* **GIVEN REQUEST**:
Reproduce all entries precisely as they are written.

# START OF DATA EXTRACT

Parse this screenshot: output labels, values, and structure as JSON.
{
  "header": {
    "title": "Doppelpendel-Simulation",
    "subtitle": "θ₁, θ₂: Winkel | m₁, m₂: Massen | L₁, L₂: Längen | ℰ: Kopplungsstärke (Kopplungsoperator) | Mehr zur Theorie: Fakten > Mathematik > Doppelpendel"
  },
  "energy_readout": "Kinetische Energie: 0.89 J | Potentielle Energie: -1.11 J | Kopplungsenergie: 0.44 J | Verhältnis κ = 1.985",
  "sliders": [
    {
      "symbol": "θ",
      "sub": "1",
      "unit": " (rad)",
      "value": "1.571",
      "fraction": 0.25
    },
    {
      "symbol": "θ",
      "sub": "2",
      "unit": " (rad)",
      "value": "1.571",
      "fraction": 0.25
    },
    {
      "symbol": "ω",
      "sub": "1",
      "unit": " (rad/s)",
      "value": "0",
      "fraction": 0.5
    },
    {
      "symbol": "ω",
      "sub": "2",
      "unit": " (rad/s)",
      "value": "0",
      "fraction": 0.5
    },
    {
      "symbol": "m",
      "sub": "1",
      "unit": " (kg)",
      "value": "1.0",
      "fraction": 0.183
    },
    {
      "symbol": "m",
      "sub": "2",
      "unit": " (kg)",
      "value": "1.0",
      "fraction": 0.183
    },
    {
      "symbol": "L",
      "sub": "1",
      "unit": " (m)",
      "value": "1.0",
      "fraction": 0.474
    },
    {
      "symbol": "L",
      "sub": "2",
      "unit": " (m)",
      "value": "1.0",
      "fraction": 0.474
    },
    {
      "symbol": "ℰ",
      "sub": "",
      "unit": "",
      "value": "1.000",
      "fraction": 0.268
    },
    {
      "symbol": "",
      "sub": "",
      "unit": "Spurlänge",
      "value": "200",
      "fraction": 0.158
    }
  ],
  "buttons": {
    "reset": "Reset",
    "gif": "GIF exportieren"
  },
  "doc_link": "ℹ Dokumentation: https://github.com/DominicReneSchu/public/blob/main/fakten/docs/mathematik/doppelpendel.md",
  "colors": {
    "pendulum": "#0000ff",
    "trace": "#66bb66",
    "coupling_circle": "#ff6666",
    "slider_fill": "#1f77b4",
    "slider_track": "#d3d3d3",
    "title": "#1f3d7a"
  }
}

# END OF DATA EXTRACT

* **RESPONSE TO THIS EXERCISE**:
Parse this screenshot: output labels, values, and structure as JSON.
{
  "header": {
    "title": "Doppelpendel-Simulation",
    "subtitle": "θ₁, θ₂: Winkel | m₁, m₂: Massen | L₁, L₂: Längen | ℰ: Kopplungsstärke (Kopplungsoperator) | Mehr zur Theorie: Fakten > Mathematik > Doppelpendel"
  },
  "energy_readout": "Kinetische Energie: 0.89 J | Potentielle Energie: -1.11 J | Kopplungsenergie: 0.44 J | Verhältnis κ = 1.985",
  "sliders": [
    {
      "symbol": "θ",
      "sub": "1",
      "unit": " (rad)",
      "value": "1.571",
      "fraction": 0.25
    },
    {
      "symbol": "θ",
      "sub": "2",
      "unit": " (rad)",
      "value": "1.571",
      "fraction": 0.25
    },
    {
      "symbol": "ω",
      "sub": "1",
      "unit": " (rad/s)",
      "value": "0",
      "fraction": 0.5
    },
    {
      "symbol": "ω",
      "sub": "2",
      "unit": " (rad/s)",
      "value": "0",
      "fraction": 0.5
    },
    {
      "symbol": "m",
      "sub": "1",
      "unit": " (kg)",
      "value": "1.0",
      "fraction": 0.183
    },
    {
      "symbol": "m",
      "sub": "2",
      "unit": " (kg)",
      "value": "1.0",
      "fraction": 0.183
    },
    {
      "symbol": "L",
      "sub": "1",
      "unit": " (m)",
      "value": "1.0",
      "fraction": 0.474
    },
    {
      "symbol": "L",
      "sub": "2",
      "unit": " (m)",
      "value": "1.0",
      "fraction": 0.474
    },
    {
      "symbol": "ℰ",
      "sub": "",
      "unit": "",
      "value": "1.000",
      "fraction": 0.268
    },
    {
      "symbol": "",
      "sub": "",
      "unit": "Spurlänge",
      "value": "200",
      "fraction": 0.158
    }
  ],
  "buttons": {
    "reset": "Reset",
    "gif": "GIF exportieren"
  },
  "doc_link": "ℹ Dokumentation: https://github.com/DominicReneSchu/public/blob/main/fakten/docs/mathematik/doppelpendel.md",
  "colors": {
    "pendulum": "#0000ff",
    "trace": "#66bb66",
    "coupling_circle": "#ff6666",
    "slider_fill": "#1f77b4",
    "slider_track": "#d3d3d3",
    "title": "#1f3d7a"
  }
}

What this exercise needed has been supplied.